# START OF Dataset extract

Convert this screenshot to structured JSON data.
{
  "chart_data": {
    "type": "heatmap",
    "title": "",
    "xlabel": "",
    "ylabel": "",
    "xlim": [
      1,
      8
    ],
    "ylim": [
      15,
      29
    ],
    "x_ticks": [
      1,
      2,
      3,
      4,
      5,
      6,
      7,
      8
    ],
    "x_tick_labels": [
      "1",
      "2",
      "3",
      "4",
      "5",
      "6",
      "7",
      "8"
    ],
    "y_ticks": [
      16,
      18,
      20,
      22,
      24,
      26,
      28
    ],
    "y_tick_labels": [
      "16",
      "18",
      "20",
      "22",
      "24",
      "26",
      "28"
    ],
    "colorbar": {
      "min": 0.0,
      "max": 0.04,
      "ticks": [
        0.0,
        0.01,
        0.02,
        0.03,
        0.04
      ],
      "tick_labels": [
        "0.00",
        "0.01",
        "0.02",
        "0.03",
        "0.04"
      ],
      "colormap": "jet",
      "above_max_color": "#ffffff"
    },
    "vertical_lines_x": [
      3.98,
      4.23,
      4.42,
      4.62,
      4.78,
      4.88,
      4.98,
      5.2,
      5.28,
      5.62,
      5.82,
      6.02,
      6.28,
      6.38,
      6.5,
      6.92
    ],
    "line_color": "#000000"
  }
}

# END OF Dataset extract

▸ **Goal**: Each line must be given again exactly as written above.

▸ **Solution**:
Convert this screenshot to structured JSON data.
{
  "chart_data": {
    "type": "heatmap",
    "title": "",
    "xlabel": "",
    "ylabel": "",
    "xlim": [
      1,
      8
    ],
    "ylim": [
      15,
      29
    ],
    "x_ticks": [
      1,
      2,
      3,
      4,
      5,
      6,
      7,
      8
    ],
    "x_tick_labels": [
      "1",
      "2",
      "3",
      "4",
      "5",
      "6",
      "7",
      "8"
    ],
    "y_ticks": [
      16,
      18,
      20,
      22,
      24,
      26,
      28
    ],
    "y_tick_labels": [
      "16",
      "18",
      "20",
      "22",
      "24",
      "26",
      "28"
    ],
    "colorbar": {
      "min": 0.0,
      "max": 0.04,
      "ticks": [
        0.0,
        0.01,
        0.02,
        0.03,
        0.04
      ],
      "tick_labels": [
        "0.00",
        "0.01",
        "0.02",
        "0.03",
        "0.04"
      ],
      "colormap": "jet",
      "above_max_color": "#ffffff"
    },
    "vertical_lines_x": [
      3.98,
      4.23,
      4.42,
      4.62,
      4.78,
      4.88,
      4.98,
      5.2,
      5.28,
      5.62,
      5.82,
      6.02,
      6.28,
      6.38,
      6.5,
      6.92
    ],
    "line_color": "#000000"
  }
}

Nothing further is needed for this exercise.